PROBLEM DETAILS
Copy out all lines carrying the word "been".

GIVEN ENTRIES
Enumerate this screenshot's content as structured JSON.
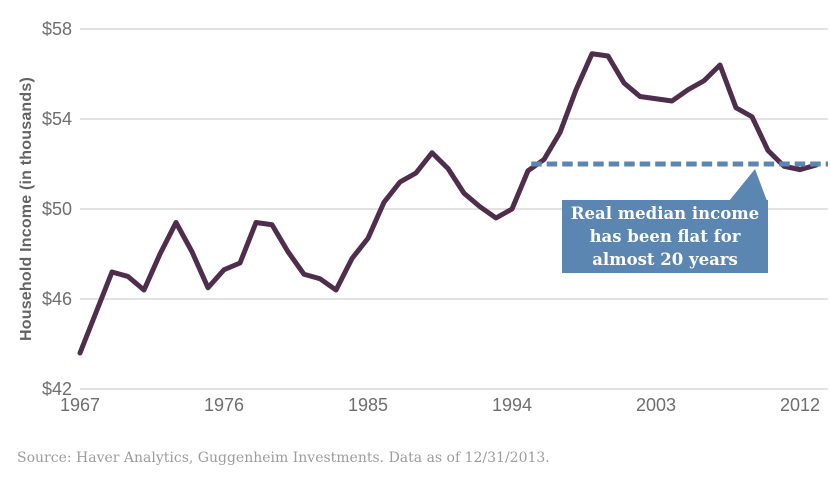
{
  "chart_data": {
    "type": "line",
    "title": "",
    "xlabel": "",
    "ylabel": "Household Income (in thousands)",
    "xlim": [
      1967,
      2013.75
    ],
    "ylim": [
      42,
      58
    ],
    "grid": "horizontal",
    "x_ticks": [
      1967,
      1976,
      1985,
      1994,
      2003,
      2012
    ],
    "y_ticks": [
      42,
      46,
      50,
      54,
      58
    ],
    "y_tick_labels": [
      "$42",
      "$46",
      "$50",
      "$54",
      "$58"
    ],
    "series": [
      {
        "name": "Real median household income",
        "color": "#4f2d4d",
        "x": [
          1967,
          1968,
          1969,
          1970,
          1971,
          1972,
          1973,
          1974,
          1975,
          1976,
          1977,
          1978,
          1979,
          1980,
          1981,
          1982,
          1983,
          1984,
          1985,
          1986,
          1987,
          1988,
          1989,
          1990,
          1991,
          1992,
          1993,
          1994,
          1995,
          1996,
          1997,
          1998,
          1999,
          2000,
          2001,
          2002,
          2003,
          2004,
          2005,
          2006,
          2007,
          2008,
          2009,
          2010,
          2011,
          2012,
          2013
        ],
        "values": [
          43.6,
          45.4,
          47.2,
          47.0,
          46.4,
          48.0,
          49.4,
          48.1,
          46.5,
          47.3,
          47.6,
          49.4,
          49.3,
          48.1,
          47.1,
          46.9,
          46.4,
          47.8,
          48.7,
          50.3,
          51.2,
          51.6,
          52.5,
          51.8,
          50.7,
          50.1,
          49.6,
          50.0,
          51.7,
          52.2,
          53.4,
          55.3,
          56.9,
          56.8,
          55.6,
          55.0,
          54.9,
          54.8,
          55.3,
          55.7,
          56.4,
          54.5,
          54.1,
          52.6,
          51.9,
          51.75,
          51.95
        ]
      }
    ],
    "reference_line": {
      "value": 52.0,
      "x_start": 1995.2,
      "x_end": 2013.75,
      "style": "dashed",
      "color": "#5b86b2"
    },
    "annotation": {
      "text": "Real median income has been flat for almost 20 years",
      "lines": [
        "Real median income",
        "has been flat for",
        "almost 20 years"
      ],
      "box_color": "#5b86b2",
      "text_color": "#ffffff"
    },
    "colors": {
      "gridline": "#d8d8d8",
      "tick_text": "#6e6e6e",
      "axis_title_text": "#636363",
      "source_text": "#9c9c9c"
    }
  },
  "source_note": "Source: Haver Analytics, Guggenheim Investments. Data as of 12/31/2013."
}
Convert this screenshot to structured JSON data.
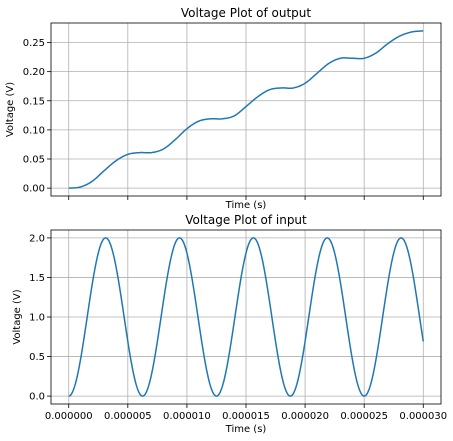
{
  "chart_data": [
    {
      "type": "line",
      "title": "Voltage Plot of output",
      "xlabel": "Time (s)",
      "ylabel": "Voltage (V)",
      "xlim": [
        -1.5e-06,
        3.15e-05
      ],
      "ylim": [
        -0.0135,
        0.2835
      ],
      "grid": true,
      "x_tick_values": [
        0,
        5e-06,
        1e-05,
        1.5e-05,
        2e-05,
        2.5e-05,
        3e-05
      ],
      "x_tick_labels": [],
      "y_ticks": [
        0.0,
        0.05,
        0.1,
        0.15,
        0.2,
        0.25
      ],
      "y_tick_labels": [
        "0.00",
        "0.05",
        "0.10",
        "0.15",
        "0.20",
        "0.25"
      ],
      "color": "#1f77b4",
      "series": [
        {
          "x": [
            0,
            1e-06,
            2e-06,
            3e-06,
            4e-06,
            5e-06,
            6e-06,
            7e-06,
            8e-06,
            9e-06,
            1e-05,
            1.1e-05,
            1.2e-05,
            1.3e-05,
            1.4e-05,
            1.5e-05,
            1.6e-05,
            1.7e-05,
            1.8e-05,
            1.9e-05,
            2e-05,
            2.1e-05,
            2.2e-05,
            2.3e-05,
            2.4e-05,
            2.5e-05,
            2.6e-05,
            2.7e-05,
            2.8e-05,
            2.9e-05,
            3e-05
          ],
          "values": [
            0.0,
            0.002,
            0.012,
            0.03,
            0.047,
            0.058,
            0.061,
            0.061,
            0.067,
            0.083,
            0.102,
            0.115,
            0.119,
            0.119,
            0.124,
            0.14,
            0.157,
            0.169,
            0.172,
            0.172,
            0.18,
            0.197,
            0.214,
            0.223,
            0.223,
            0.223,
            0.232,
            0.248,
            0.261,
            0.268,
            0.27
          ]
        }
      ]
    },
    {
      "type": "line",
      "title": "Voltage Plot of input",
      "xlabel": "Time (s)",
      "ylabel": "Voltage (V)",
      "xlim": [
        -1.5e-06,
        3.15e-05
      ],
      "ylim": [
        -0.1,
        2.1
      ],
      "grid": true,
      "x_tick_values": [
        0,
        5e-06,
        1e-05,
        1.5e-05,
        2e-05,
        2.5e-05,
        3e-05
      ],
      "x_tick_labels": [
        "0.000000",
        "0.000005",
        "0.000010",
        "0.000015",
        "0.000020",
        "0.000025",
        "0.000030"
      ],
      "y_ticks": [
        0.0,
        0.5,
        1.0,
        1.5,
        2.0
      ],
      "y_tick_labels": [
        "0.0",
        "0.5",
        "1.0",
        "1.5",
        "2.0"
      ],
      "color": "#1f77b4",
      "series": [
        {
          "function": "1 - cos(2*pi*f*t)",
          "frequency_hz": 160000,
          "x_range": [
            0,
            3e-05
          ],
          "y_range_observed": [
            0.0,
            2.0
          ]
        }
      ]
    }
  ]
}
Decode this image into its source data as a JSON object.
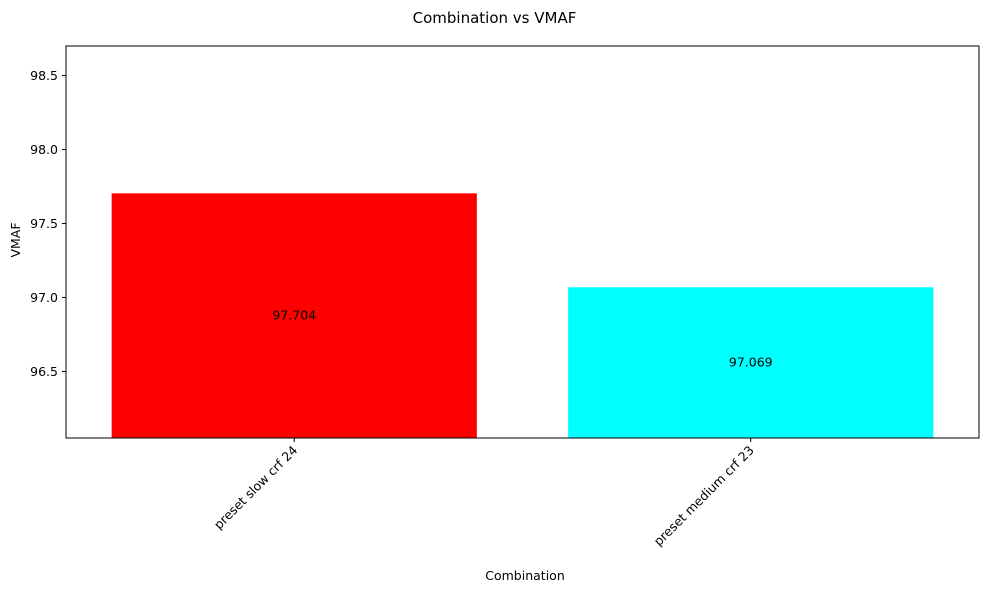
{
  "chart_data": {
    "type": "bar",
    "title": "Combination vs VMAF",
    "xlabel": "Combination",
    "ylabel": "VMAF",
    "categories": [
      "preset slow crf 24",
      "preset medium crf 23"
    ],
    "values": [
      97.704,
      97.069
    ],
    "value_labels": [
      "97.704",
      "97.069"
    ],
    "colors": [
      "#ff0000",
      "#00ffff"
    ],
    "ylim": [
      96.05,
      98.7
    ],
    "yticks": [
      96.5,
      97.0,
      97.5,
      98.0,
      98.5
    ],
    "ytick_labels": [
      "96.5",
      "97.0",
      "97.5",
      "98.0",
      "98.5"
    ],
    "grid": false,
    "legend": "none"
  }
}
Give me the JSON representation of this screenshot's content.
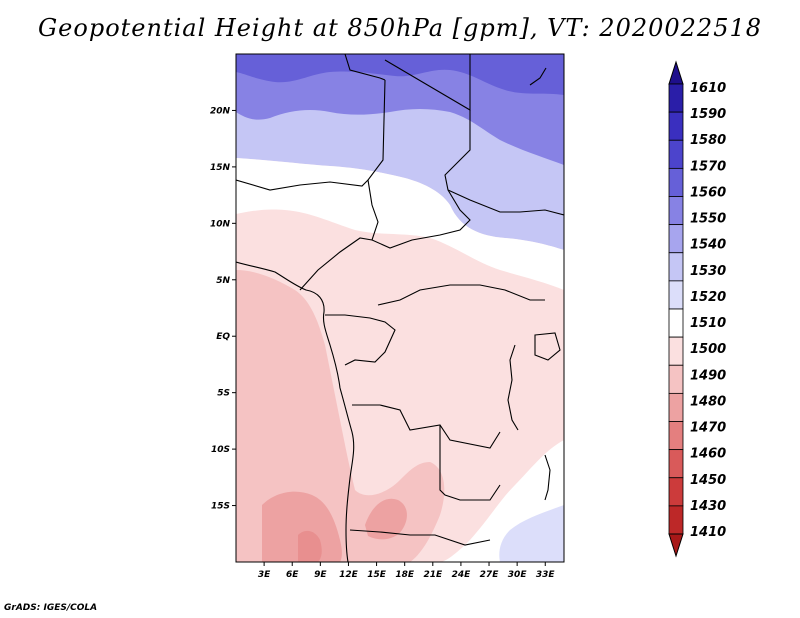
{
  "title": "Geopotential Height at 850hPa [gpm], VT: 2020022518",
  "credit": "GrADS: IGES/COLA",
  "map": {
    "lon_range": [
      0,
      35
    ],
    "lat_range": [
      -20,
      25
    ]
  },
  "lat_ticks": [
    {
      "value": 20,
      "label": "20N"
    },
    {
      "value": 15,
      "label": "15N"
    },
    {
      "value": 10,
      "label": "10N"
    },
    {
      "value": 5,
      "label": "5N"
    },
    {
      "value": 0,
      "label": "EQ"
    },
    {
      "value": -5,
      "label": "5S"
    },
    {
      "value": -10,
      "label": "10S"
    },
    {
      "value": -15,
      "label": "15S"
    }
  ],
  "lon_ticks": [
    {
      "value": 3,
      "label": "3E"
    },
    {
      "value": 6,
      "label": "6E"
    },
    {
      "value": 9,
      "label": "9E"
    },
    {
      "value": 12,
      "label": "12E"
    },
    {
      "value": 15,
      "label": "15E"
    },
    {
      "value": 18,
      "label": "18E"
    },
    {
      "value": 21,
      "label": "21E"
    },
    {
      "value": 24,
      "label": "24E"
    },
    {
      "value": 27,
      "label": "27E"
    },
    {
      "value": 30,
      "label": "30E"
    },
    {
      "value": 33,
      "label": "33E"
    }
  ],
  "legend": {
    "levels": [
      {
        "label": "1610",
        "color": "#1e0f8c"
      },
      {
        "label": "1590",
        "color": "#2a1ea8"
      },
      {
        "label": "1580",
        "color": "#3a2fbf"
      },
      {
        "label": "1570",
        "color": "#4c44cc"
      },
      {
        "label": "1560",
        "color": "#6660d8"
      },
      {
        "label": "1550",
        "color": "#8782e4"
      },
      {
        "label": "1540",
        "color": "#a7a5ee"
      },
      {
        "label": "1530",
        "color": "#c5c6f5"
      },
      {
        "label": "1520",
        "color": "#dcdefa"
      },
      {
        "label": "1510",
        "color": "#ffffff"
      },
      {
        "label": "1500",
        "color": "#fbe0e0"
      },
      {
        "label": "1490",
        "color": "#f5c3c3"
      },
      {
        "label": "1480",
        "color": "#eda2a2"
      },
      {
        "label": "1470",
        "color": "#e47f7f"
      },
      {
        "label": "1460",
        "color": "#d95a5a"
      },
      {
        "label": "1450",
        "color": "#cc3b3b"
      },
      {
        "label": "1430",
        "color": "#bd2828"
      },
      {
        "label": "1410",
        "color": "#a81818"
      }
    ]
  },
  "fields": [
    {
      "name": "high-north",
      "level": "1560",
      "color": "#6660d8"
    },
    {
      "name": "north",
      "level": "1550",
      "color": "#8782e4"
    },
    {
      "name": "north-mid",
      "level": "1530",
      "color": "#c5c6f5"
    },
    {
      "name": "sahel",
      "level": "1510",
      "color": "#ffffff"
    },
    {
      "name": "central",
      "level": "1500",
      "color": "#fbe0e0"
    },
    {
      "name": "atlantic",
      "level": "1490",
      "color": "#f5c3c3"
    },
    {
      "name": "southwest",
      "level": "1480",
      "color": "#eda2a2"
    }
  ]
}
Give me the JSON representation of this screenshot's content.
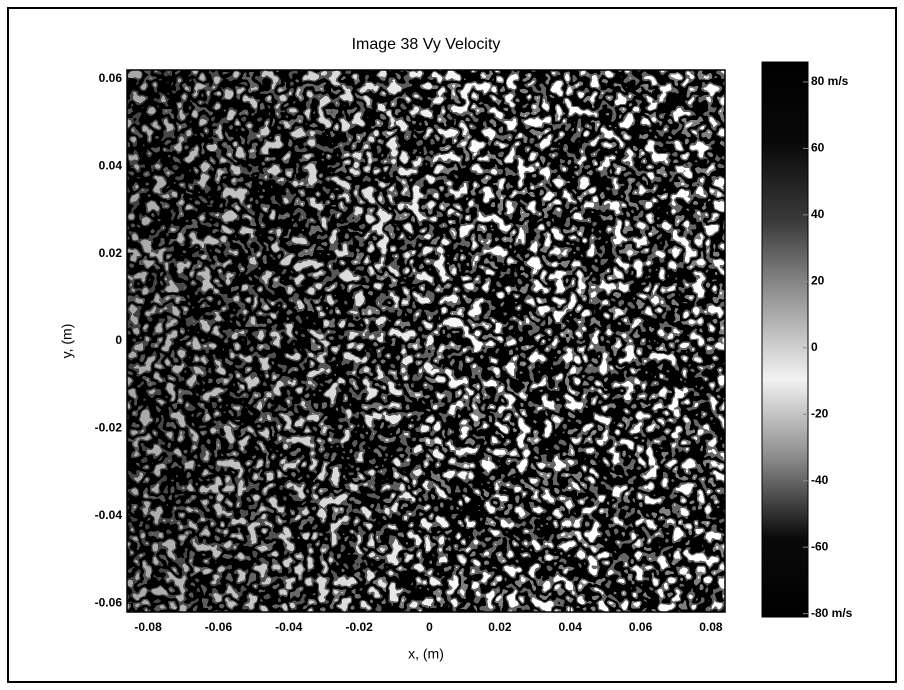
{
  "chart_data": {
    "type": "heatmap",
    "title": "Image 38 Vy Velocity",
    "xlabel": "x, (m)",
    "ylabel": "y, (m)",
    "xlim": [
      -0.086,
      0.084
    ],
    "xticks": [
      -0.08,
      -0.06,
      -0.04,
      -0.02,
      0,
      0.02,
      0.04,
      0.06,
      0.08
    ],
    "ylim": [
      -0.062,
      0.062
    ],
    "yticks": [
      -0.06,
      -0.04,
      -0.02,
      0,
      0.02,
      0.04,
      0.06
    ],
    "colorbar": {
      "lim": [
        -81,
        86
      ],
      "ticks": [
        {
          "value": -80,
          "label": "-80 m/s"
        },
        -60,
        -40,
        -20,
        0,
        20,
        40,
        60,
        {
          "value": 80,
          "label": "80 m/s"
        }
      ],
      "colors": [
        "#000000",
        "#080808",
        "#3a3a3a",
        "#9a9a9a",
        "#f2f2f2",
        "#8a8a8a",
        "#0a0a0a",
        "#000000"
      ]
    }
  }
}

SOLUTION BELOW
      "text": "Real median income has been flat for almost 20 years",
        "has been flat for",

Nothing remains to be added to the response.